#### Task to carry out:
Reproduce, character for character, the records below from the first line through the line that contains "527, 424, 530]", including both.

+---+

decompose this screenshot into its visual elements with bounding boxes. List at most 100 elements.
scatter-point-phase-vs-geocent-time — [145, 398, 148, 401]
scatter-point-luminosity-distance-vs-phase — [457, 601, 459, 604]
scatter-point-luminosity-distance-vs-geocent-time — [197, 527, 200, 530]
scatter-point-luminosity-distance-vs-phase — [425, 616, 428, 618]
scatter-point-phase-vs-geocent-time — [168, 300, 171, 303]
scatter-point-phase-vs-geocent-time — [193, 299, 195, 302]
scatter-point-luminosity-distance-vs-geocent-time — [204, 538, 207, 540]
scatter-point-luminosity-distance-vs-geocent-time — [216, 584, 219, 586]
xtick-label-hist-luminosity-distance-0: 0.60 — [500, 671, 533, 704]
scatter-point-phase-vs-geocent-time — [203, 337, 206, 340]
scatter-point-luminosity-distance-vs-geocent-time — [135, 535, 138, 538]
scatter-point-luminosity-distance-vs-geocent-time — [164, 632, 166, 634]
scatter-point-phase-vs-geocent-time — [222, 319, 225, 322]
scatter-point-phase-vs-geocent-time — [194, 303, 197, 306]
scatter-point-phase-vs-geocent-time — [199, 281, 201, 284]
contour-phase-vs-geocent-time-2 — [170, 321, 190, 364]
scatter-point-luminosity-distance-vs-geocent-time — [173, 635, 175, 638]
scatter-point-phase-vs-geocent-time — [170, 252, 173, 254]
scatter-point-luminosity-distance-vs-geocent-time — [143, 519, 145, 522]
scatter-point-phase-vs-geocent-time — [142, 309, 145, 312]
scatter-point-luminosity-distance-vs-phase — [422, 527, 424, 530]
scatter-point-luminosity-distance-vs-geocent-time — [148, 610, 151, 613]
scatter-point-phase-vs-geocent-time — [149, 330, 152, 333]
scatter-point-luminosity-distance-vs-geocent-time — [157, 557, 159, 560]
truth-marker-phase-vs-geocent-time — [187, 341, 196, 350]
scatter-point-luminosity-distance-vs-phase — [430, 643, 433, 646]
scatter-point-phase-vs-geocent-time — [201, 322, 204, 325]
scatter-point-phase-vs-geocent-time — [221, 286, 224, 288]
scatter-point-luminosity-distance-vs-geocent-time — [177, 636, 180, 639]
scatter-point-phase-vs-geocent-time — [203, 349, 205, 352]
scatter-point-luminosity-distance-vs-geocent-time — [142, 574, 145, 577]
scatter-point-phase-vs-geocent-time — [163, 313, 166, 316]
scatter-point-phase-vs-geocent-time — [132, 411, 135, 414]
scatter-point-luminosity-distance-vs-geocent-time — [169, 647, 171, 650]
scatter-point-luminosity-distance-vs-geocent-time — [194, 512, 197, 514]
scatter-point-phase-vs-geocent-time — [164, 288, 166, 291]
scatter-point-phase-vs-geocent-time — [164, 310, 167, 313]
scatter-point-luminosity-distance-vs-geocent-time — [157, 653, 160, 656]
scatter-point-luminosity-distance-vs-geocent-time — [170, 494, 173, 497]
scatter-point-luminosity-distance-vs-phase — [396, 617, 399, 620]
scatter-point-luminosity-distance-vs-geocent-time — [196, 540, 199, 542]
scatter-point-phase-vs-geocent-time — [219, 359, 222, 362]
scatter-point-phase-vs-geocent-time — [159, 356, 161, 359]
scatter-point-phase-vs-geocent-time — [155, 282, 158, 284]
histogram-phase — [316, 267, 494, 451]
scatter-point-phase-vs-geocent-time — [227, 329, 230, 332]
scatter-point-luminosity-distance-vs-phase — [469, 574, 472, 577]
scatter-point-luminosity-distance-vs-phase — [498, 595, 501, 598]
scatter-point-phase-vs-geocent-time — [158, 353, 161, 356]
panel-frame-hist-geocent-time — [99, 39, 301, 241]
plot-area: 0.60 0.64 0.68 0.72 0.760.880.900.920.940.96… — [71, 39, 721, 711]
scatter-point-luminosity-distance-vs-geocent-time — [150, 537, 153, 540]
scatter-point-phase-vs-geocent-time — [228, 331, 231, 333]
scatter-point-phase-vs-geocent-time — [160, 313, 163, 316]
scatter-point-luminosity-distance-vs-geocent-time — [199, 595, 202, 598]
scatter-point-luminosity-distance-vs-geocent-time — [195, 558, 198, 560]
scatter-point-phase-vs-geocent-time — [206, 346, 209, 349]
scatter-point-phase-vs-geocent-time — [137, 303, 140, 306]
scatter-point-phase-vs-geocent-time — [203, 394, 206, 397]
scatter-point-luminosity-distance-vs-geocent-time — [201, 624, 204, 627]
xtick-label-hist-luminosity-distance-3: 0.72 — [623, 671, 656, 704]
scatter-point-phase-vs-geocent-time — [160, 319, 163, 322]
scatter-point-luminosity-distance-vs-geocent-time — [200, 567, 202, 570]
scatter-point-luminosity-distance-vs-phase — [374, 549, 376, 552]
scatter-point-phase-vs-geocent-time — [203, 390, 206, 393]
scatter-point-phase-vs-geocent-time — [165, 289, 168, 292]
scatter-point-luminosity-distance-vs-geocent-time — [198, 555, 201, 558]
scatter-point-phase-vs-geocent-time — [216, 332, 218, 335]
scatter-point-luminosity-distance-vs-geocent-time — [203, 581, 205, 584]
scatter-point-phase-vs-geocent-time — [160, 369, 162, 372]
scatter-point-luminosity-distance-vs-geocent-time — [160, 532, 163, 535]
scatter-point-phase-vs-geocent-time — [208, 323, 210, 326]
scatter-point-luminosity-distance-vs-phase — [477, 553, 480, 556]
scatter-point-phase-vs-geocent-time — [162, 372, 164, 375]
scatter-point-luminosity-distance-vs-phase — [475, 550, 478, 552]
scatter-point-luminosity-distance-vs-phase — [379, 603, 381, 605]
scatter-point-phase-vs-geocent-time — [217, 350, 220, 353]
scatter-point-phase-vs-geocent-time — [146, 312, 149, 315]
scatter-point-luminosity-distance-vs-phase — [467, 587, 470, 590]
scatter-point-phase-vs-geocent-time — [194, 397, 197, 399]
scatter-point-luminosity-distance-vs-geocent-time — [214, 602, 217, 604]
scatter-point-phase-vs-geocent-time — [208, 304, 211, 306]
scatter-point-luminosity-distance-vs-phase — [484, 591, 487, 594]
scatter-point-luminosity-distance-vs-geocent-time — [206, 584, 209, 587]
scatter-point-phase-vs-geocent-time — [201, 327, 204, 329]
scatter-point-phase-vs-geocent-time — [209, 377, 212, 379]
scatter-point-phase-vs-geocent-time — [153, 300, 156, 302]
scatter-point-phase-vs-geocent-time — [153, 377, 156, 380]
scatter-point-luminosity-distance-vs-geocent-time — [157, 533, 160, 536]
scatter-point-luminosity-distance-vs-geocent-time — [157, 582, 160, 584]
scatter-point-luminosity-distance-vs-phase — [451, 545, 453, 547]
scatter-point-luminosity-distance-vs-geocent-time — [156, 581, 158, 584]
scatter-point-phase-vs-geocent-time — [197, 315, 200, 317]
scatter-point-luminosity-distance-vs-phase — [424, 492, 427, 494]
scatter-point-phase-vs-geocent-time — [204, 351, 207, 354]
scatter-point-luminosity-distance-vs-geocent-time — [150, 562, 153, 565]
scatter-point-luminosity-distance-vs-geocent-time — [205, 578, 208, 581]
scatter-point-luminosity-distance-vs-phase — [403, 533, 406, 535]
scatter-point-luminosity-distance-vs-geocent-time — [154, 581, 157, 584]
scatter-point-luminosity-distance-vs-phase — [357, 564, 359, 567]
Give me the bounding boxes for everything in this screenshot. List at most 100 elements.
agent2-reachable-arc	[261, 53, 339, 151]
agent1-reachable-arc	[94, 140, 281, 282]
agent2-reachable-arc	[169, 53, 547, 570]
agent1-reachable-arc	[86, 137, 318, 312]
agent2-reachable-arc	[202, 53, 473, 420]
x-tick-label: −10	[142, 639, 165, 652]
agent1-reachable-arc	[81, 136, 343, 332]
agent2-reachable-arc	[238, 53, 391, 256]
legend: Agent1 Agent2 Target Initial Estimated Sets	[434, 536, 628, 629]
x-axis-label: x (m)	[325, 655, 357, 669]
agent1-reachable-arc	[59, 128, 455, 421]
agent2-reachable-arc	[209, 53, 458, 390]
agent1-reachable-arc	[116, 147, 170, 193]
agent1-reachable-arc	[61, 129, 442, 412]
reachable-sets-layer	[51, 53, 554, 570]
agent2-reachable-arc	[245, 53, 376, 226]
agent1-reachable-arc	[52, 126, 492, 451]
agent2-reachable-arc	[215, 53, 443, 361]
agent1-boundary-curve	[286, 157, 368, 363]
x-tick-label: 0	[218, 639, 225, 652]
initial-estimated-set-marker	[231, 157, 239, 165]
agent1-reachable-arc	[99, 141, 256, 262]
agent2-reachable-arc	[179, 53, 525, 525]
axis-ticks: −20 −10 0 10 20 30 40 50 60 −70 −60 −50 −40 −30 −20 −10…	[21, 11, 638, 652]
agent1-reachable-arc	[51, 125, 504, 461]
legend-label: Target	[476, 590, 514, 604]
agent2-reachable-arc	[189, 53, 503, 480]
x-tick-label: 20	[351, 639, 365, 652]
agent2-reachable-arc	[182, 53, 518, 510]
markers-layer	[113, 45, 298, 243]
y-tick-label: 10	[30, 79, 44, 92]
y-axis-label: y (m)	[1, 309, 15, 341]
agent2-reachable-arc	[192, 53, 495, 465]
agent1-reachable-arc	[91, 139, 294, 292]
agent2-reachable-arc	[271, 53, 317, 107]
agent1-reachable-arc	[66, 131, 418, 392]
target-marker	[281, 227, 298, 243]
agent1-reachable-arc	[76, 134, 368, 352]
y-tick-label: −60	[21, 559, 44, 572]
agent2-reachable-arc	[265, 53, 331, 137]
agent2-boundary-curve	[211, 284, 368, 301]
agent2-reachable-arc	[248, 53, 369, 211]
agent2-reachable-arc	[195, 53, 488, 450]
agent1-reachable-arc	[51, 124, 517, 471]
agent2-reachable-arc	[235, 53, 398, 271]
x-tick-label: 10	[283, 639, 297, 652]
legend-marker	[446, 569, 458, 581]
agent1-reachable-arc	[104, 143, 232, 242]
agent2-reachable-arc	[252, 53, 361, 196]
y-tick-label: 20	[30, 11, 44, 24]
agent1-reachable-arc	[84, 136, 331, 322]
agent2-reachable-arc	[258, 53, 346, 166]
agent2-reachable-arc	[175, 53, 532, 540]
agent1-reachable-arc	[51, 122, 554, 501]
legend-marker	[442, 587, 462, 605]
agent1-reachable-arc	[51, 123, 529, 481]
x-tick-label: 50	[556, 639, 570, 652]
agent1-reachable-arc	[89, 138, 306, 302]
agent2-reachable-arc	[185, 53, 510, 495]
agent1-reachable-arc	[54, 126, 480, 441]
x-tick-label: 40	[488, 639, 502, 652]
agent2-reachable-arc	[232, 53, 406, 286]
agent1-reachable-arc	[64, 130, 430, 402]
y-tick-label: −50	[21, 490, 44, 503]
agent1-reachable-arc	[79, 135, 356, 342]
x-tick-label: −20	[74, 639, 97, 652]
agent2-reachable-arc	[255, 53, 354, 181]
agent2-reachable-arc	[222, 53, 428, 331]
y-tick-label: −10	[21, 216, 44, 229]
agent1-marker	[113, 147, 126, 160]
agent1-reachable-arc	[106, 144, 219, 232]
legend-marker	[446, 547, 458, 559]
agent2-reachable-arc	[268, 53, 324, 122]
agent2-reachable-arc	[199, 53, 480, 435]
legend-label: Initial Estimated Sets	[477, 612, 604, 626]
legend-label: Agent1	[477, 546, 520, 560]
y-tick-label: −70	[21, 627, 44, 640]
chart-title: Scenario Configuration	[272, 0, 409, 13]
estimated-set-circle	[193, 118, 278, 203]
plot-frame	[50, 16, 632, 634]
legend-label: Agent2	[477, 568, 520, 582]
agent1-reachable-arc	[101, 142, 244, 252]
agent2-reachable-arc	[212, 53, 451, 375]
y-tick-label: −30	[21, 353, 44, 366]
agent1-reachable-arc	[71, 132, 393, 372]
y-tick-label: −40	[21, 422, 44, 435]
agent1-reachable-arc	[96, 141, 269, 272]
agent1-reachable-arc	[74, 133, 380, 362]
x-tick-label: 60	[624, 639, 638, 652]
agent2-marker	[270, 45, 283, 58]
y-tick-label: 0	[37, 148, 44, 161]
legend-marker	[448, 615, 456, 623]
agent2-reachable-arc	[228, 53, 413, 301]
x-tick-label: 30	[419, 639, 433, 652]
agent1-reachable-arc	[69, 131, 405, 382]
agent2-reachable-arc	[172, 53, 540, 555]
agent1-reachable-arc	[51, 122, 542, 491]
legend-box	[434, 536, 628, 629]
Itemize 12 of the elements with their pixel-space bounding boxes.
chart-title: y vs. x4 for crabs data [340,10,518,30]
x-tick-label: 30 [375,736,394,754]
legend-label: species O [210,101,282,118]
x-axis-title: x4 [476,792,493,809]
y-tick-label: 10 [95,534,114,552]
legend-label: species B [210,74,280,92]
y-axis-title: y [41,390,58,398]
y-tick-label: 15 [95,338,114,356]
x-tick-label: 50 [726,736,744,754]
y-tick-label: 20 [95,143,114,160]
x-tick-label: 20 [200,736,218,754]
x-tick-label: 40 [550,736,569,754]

+---+

#### Answer to the task:
decompose this screenshot into its visual elements with bounding boxes. List at most 100 elements.
scatter-point-phase-vs-geocent-time — [145, 398, 148, 401]
scatter-point-luminosity-distance-vs-phase — [457, 601, 459, 604]
scatter-point-luminosity-distance-vs-geocent-time — [197, 527, 200, 530]
scatter-point-luminosity-distance-vs-phase — [425, 616, 428, 618]
scatter-point-phase-vs-geocent-time — [168, 300, 171, 303]
scatter-point-phase-vs-geocent-time — [193, 299, 195, 302]
scatter-point-luminosity-distance-vs-geocent-time — [204, 538, 207, 540]
scatter-point-luminosity-distance-vs-geocent-time — [216, 584, 219, 586]
xtick-label-hist-luminosity-distance-0: 0.60 — [500, 671, 533, 704]
scatter-point-phase-vs-geocent-time — [203, 337, 206, 340]
scatter-point-luminosity-distance-vs-geocent-time — [135, 535, 138, 538]
scatter-point-luminosity-distance-vs-geocent-time — [164, 632, 166, 634]
scatter-point-phase-vs-geocent-time — [222, 319, 225, 322]
scatter-point-phase-vs-geocent-time — [194, 303, 197, 306]
scatter-point-phase-vs-geocent-time — [199, 281, 201, 284]
contour-phase-vs-geocent-time-2 — [170, 321, 190, 364]
scatter-point-luminosity-distance-vs-geocent-time — [173, 635, 175, 638]
scatter-point-phase-vs-geocent-time — [170, 252, 173, 254]
scatter-point-luminosity-distance-vs-geocent-time — [143, 519, 145, 522]
scatter-point-phase-vs-geocent-time — [142, 309, 145, 312]
scatter-point-luminosity-distance-vs-phase — [422, 527, 424, 530]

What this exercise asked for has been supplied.